** Start Supplied data **

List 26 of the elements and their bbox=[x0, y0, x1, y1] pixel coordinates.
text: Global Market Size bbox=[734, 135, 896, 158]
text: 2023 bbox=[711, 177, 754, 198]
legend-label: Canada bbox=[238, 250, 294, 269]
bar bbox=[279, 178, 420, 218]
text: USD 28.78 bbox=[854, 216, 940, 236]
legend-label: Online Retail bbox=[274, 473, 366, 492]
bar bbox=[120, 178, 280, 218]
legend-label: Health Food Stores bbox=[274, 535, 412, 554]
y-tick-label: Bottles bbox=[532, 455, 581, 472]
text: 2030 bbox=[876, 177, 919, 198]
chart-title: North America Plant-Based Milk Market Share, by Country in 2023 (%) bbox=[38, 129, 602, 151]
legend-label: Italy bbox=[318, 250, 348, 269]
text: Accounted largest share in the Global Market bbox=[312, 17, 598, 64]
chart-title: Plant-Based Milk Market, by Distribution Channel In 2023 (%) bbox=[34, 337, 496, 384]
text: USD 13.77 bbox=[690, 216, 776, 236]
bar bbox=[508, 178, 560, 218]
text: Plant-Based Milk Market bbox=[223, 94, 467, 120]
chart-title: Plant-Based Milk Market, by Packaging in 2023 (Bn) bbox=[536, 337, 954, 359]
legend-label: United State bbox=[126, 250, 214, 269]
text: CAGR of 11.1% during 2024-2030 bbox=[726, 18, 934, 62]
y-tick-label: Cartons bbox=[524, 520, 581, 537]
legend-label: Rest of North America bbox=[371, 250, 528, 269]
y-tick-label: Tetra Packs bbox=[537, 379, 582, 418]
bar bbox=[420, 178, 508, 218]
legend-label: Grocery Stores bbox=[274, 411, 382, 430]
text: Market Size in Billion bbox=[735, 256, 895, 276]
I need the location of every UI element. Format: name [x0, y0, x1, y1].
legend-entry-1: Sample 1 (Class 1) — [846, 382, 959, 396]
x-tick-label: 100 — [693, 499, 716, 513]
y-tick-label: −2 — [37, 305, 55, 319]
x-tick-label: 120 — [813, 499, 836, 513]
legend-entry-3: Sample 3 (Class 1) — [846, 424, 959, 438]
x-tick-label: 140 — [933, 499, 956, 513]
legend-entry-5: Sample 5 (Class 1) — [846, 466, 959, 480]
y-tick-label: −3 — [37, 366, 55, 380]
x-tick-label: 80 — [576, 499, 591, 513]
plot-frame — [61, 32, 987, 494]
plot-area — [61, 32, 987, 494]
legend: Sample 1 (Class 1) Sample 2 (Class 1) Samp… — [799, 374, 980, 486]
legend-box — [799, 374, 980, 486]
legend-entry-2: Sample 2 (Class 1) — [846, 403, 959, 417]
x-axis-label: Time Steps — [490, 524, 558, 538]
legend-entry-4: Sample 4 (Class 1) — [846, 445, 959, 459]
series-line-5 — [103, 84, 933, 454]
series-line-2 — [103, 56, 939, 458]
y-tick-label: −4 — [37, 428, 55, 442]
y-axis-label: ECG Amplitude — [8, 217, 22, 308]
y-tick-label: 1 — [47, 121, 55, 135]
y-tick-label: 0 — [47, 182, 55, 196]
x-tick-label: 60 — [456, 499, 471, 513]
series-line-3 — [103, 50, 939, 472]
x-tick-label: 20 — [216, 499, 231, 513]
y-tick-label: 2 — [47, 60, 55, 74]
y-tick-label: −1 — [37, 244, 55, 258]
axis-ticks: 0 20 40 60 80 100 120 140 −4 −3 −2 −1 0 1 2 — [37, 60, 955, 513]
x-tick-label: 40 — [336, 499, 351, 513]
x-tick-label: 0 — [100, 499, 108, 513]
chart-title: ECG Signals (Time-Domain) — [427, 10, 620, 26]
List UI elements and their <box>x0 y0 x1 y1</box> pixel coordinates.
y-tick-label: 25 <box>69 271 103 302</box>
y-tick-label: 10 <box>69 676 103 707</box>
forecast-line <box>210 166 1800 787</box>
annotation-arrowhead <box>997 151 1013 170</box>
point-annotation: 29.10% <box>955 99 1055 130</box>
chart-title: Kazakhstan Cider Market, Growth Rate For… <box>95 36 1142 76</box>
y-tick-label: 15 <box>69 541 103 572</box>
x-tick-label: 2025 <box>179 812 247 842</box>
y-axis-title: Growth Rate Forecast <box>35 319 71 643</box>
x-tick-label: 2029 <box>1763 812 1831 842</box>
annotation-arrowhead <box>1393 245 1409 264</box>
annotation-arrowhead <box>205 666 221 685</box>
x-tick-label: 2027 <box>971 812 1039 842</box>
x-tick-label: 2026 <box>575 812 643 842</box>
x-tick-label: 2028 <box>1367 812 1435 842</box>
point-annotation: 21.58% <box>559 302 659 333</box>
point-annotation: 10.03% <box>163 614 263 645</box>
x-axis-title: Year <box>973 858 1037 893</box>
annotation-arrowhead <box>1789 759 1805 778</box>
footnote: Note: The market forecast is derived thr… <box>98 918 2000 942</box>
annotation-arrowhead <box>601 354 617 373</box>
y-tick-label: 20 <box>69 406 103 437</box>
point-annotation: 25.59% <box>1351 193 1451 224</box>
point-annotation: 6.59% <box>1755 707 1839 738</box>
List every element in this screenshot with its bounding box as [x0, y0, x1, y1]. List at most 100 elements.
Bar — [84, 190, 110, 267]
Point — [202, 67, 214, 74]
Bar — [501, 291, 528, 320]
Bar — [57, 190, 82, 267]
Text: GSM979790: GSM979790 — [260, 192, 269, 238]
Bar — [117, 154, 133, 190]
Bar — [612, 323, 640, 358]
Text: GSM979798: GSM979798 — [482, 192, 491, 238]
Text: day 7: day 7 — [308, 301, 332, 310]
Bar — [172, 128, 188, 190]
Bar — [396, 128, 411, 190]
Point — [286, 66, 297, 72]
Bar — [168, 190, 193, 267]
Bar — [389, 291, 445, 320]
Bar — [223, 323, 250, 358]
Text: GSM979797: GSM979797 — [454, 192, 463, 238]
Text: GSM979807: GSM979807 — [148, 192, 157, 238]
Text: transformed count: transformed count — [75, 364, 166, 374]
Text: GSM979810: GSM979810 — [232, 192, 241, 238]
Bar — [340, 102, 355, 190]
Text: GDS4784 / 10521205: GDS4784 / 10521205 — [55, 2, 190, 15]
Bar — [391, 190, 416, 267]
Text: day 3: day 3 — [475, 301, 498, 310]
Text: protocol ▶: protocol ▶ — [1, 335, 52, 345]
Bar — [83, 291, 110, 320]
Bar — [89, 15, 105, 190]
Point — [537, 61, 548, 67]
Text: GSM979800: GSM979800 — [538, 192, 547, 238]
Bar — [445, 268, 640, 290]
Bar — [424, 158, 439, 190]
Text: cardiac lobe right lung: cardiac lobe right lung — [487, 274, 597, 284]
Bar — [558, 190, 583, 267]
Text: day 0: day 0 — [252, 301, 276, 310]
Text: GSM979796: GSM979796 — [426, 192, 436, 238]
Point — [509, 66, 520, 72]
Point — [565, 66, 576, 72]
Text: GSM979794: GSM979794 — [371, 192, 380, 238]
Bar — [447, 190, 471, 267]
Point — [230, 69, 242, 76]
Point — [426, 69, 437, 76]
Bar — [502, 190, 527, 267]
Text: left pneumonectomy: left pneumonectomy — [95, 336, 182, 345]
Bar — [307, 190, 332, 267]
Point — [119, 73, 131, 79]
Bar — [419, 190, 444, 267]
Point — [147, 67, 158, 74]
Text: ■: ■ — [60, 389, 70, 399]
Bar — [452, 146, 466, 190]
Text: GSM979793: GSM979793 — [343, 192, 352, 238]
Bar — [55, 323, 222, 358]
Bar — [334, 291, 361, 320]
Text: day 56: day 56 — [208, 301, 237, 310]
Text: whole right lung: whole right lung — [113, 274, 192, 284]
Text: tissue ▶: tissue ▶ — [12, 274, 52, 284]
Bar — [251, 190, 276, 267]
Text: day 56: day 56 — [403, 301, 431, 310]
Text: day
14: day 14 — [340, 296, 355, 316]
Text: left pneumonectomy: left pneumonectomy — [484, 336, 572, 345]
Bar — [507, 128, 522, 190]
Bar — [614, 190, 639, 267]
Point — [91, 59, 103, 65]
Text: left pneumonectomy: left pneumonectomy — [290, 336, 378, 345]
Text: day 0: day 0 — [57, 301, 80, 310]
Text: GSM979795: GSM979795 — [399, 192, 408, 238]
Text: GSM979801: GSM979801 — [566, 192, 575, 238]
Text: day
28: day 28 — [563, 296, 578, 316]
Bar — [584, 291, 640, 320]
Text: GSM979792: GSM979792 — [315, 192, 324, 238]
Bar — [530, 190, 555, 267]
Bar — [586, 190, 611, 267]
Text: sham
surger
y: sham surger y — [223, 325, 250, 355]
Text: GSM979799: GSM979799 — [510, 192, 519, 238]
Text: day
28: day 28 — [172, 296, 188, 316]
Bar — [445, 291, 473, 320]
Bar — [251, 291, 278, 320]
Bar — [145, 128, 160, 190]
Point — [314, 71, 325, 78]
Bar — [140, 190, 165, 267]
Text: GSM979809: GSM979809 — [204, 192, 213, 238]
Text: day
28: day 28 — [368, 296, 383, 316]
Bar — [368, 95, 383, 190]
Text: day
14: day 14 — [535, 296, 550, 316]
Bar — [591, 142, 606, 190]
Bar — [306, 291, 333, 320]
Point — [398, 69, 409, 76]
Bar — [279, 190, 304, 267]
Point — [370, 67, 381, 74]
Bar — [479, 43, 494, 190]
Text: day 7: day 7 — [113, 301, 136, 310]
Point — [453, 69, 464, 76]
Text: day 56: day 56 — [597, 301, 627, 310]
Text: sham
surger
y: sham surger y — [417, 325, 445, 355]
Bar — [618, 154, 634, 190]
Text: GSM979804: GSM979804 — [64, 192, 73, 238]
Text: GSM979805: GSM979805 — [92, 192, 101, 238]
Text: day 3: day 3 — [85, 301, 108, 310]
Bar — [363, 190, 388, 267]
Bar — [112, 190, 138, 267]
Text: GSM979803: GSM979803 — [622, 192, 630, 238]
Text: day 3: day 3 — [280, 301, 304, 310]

** End Supplied data **

> [Exercise aim]
Copy the material above from its very first line through the line containing "text: USD 28.78 bbox=[854, 216, 940, 236]", keeping every character unchanged.

> [Expected output]
List 26 of the elements and their bbox=[x0, y0, x1, y1] pixel coordinates.
text: Global Market Size bbox=[734, 135, 896, 158]
text: 2023 bbox=[711, 177, 754, 198]
legend-label: Canada bbox=[238, 250, 294, 269]
bar bbox=[279, 178, 420, 218]
text: USD 28.78 bbox=[854, 216, 940, 236]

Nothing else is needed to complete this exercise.